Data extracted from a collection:
## START
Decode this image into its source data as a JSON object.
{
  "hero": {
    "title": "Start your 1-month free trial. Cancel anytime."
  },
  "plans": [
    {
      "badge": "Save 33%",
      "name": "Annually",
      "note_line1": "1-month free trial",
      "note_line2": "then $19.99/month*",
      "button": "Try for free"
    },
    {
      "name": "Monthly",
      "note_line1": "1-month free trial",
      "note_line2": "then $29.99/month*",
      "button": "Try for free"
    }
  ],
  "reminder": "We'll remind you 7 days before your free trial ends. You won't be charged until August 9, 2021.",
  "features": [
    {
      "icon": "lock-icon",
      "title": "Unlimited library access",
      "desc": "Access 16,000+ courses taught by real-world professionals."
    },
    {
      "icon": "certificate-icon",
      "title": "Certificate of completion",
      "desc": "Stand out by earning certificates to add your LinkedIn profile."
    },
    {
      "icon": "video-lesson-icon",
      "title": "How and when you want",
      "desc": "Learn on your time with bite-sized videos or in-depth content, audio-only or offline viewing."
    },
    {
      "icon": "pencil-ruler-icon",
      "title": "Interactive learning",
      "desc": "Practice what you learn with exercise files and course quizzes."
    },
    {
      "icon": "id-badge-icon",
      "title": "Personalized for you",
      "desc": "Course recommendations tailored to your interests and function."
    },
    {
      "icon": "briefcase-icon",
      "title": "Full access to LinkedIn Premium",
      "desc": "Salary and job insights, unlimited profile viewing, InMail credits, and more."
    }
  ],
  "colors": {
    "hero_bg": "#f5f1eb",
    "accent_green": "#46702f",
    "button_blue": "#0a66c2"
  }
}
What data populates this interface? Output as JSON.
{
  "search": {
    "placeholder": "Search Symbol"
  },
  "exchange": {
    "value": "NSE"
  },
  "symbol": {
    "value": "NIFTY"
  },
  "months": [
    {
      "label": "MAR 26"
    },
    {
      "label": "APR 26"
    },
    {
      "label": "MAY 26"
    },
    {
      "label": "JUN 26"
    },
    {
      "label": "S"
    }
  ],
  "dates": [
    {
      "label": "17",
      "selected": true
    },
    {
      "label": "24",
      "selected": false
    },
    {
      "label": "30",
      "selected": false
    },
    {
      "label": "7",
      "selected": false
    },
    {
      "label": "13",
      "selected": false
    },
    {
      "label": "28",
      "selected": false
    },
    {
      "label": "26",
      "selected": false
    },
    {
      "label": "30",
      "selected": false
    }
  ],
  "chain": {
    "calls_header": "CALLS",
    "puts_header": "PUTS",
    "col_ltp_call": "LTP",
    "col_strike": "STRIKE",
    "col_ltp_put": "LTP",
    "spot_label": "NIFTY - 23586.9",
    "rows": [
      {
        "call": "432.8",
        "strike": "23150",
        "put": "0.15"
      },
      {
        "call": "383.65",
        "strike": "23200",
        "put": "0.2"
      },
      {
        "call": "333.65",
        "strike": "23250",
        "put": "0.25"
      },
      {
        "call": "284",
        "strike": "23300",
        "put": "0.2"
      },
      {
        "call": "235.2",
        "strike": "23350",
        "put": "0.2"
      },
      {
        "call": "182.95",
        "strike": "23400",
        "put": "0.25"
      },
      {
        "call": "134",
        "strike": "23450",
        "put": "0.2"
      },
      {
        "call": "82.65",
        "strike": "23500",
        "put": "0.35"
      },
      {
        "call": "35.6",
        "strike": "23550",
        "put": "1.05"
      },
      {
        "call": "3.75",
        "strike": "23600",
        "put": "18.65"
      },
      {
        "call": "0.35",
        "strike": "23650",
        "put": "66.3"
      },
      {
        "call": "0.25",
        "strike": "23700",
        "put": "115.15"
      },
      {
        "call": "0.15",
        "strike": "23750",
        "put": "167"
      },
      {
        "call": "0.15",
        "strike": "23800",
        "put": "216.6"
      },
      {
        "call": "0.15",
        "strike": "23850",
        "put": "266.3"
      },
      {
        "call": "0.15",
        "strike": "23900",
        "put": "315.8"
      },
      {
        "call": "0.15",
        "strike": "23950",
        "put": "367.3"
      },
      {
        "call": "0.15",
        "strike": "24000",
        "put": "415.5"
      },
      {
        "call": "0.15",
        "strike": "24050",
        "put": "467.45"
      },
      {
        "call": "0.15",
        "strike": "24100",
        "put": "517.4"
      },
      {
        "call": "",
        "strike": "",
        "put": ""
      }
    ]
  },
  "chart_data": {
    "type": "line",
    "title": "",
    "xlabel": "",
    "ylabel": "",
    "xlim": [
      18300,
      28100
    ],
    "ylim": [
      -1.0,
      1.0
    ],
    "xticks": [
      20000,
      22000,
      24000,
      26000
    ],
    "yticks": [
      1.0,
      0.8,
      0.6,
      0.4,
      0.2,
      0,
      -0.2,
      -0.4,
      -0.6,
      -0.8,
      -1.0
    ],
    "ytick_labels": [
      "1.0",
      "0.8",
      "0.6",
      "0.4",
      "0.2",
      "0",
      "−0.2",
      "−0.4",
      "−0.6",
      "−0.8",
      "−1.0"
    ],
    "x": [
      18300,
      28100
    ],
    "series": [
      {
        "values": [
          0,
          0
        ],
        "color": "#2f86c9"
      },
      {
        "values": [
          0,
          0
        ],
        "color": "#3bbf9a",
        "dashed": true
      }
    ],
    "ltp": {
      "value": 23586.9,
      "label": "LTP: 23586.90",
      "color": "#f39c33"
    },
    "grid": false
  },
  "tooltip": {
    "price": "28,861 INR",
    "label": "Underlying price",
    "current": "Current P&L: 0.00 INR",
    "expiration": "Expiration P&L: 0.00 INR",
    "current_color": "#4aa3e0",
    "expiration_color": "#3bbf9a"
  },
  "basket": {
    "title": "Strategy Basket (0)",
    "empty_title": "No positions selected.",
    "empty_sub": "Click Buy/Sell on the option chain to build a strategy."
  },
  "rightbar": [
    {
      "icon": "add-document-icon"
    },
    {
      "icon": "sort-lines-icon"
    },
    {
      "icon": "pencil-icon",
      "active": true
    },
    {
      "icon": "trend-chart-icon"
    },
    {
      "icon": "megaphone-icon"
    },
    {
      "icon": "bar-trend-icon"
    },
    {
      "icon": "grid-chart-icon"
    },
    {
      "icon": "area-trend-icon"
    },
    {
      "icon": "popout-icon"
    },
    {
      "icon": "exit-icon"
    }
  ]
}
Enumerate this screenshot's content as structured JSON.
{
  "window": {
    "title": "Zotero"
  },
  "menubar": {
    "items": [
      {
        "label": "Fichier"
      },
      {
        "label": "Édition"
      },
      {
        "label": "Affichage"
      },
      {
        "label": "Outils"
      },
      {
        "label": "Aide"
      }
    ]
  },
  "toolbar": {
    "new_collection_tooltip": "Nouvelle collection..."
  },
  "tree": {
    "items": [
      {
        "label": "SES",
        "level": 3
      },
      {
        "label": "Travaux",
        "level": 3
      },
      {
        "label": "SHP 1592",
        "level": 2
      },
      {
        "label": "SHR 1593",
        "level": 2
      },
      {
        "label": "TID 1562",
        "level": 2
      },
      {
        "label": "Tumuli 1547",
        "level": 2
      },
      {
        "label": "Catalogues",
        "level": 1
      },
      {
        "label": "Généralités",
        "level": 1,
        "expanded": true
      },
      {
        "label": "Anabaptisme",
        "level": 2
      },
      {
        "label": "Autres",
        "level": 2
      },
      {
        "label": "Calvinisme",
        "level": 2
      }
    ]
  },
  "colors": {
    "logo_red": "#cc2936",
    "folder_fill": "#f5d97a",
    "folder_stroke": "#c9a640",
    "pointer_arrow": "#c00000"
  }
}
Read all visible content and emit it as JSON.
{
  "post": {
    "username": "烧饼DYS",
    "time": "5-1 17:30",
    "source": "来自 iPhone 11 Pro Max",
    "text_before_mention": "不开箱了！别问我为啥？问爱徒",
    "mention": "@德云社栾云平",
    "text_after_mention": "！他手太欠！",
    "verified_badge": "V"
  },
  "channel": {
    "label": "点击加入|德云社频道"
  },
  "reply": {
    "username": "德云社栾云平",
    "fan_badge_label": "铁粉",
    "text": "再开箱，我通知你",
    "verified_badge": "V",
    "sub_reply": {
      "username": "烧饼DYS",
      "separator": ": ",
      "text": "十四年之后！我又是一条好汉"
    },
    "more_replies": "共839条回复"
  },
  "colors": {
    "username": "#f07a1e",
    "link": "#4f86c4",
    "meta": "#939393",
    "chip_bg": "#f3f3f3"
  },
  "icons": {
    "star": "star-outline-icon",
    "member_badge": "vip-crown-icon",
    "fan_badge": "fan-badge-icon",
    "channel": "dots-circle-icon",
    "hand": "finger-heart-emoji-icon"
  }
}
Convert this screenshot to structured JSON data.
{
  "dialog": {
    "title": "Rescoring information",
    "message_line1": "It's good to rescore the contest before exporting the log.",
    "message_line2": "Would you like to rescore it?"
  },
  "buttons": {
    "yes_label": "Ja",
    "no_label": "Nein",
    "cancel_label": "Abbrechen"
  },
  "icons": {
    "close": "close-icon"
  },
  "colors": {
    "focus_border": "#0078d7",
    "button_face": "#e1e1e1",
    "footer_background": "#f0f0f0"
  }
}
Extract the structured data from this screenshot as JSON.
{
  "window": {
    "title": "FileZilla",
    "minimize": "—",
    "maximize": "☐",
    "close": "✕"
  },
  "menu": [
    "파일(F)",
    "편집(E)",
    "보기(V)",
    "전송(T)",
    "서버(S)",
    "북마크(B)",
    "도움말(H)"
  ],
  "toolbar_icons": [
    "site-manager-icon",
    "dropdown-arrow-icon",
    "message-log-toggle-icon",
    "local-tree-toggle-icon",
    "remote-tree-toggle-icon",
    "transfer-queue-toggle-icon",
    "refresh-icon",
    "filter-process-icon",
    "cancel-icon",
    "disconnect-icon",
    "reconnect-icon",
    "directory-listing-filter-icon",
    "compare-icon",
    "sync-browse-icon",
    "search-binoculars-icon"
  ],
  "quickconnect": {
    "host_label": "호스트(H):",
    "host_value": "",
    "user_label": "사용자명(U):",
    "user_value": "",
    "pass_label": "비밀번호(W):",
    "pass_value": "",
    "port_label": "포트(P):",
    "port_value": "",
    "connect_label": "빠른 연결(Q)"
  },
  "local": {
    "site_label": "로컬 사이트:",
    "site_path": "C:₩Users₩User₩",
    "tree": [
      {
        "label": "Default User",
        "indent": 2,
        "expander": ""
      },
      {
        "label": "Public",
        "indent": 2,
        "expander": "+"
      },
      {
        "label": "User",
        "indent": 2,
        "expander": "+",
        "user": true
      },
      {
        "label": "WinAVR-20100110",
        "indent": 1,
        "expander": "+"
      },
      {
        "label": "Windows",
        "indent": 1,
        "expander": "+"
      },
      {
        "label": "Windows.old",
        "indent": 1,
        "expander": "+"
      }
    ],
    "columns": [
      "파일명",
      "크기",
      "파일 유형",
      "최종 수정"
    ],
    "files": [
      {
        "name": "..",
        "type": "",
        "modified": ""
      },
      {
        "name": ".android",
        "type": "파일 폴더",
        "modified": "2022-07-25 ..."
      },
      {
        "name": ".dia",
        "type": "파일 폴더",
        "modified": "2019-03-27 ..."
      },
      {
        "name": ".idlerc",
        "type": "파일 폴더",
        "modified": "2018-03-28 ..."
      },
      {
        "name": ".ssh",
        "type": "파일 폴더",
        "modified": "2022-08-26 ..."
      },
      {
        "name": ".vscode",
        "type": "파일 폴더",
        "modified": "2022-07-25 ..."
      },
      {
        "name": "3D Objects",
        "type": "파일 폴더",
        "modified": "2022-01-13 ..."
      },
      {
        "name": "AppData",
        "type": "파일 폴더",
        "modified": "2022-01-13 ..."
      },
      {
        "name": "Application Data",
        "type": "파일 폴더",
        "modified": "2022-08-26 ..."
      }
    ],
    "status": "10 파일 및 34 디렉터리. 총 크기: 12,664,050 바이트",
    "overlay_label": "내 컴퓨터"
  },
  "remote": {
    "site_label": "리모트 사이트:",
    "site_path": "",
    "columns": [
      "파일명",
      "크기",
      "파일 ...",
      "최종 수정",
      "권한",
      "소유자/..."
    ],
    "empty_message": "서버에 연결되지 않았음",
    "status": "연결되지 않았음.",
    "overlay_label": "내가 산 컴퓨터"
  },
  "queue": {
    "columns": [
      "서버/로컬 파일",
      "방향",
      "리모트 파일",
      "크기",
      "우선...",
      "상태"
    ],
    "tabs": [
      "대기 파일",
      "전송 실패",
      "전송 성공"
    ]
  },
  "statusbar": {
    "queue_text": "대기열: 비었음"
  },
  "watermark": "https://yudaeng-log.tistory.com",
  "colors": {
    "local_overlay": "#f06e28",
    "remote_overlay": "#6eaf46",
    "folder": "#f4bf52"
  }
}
## END
● To do: From the records above, pick out and copy each line holding the word "with".

● Problem solution:
      "desc": "Learn on your time with bite-sized videos or in-depth content, audio-only or offline viewing."
      "desc": "Practice what you learn with exercise files and course quizzes."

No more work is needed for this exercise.